Aim of the task
Identify every line in the records below that contains the word "inmediata", and copy each of those lines.

- - - - - - -

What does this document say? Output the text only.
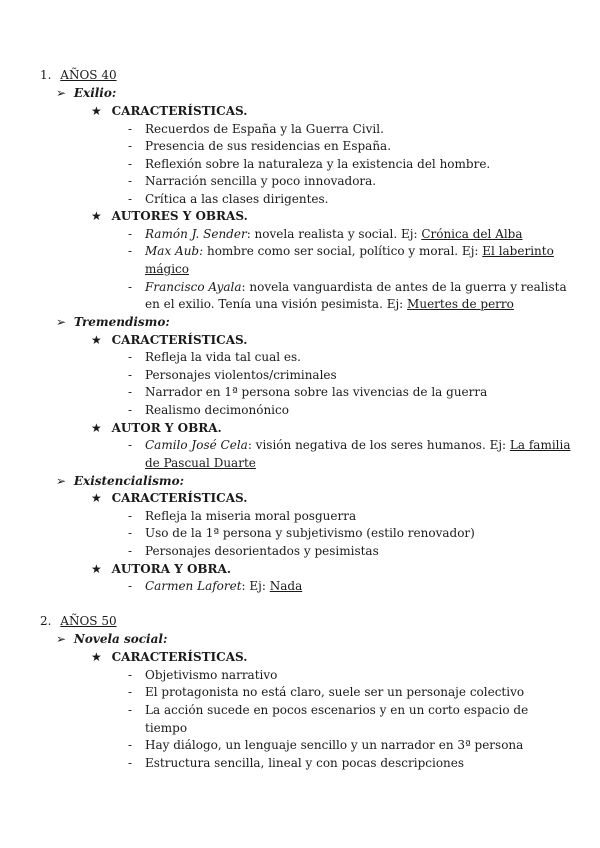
1. AÑOS 40
➢ Exilio:
★ CARACTERÍSTICAS.
- Recuerdos de España y la Guerra Civil.
- Presencia de sus residencias en España.
- Reflexión sobre la naturaleza y la existencia del hombre.
- Narración sencilla y poco innovadora.
- Crítica a las clases dirigentes.
★ AUTORES Y OBRAS.
- Ramón J. Sender: novela realista y social. Ej: Crónica del Alba
- Max Aub: hombre como ser social, político y moral. Ej: El laberinto
mágico
- Francisco Ayala: novela vanguardista de antes de la guerra y realista
en el exilio. Tenía una visión pesimista. Ej: Muertes de perro
➢ Tremendismo:
★ CARACTERÍSTICAS.
- Refleja la vida tal cual es.
- Personajes violentos/criminales
- Narrador en 1ª persona sobre las vivencias de la guerra
- Realismo decimonónico
★ AUTOR Y OBRA.
- Camilo José Cela: visión negativa de los seres humanos. Ej: La familia
de Pascual Duarte
➢ Existencialismo:
★ CARACTERÍSTICAS.
- Refleja la miseria moral posguerra
- Uso de la 1ª persona y subjetivismo (estilo renovador)
- Personajes desorientados y pesimistas
★ AUTORA Y OBRA.
- Carmen Laforet: Ej: Nada
2. AÑOS 50
➢ Novela social:
★ CARACTERÍSTICAS.
- Objetivismo narrativo
- El protagonista no está claro, suele ser un personaje colectivo
- La acción sucede en pocos escenarios y en un corto espacio de
tiempo
- Hay diálogo, un lenguaje sencillo y un narrador en 3ª persona
- Estructura sencilla, lineal y con pocas descripciones
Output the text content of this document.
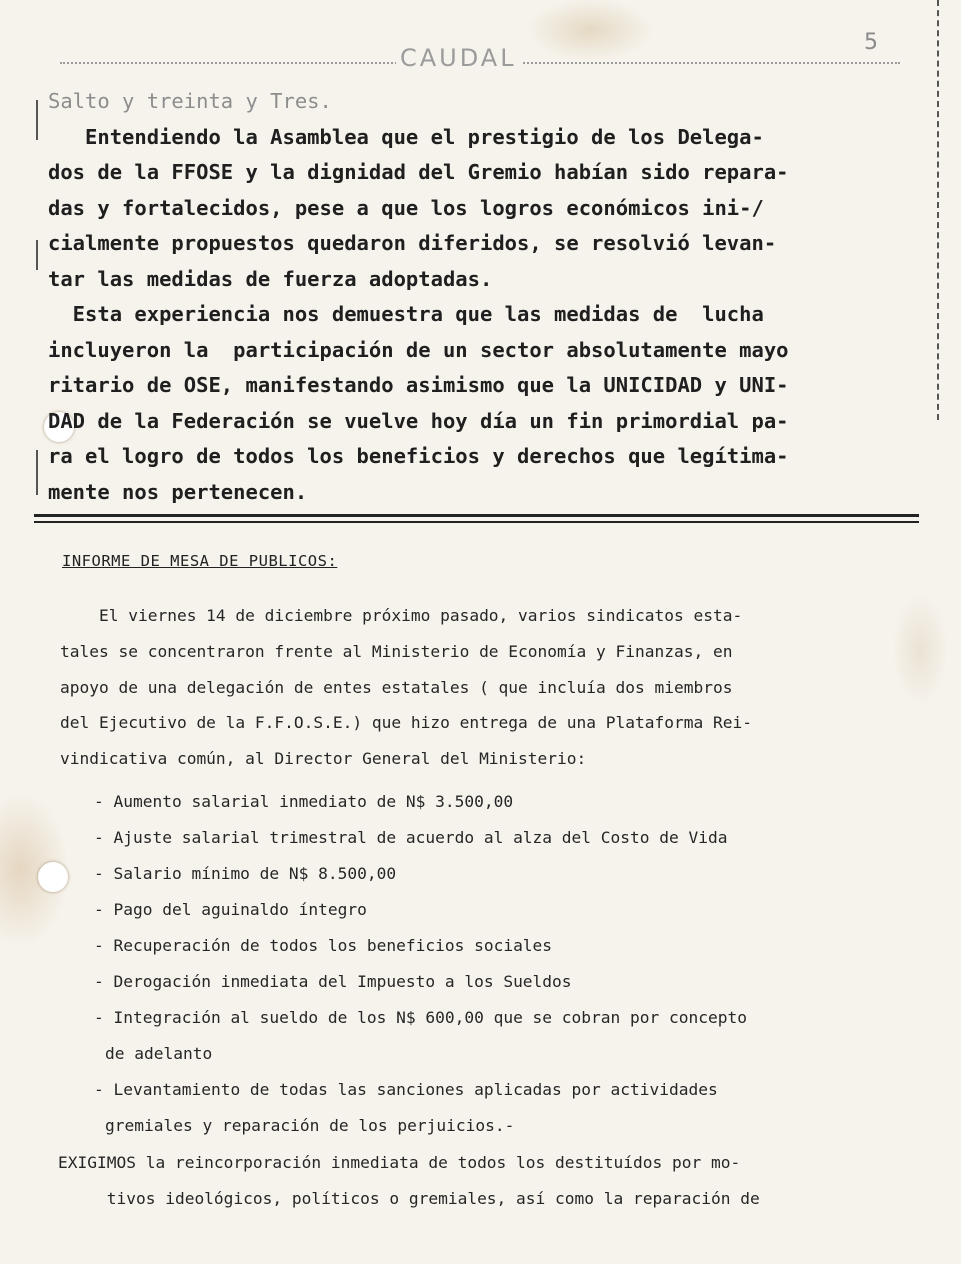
CAUDAL
5

Salto y treinta y Tres.

Entendiendo la Asamblea que el prestigio de los Delega-

dos de la FFOSE y la dignidad del Gremio habían sido repara-

das y fortalecidos, pese a que los logros económicos ini-/

cialmente propuestos quedaron diferidos, se resolvió levan-

tar las medidas de fuerza adoptadas.

Esta experiencia nos demuestra que las medidas de  lucha

incluyeron la  participación de un sector absolutamente mayo

ritario de OSE, manifestando asimismo que la UNICIDAD y UNI-

DAD de la Federación se vuelve hoy día un fin primordial pa-

ra el logro de todos los beneficios y derechos que legítima-

mente nos pertenecen.

INFORME DE MESA DE PUBLICOS:

El viernes 14 de diciembre próximo pasado, varios sindicatos esta-

tales se concentraron frente al Ministerio de Economía y Finanzas, en

apoyo de una delegación de entes estatales ( que incluía dos miembros

del Ejecutivo de la F.F.O.S.E.) que hizo entrega de una Plataforma Rei-

vindicativa común, al Director General del Ministerio:

- Aumento salarial inmediato de N$ 3.500,00
- Ajuste salarial trimestral de acuerdo al alza del Costo de Vida
- Salario mínimo de N$ 8.500,00
- Pago del aguinaldo íntegro
- Recuperación de todos los beneficios sociales
- Derogación inmediata del Impuesto a los Sueldos
- Integración al sueldo de los N$ 600,00 que se cobran por concepto
de adelanto
- Levantamiento de todas las sanciones aplicadas por actividades
gremiales y reparación de los perjuicios.-

EXIGIMOS la reincorporación inmediata de todos los destituídos por mo-

tivos ideológicos, políticos o gremiales, así como la reparación de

- - - - - - -

Completed exercise
- Derogación inmediata del Impuesto a los Sueldos
EXIGIMOS la reincorporación inmediata de todos los destituídos por mo-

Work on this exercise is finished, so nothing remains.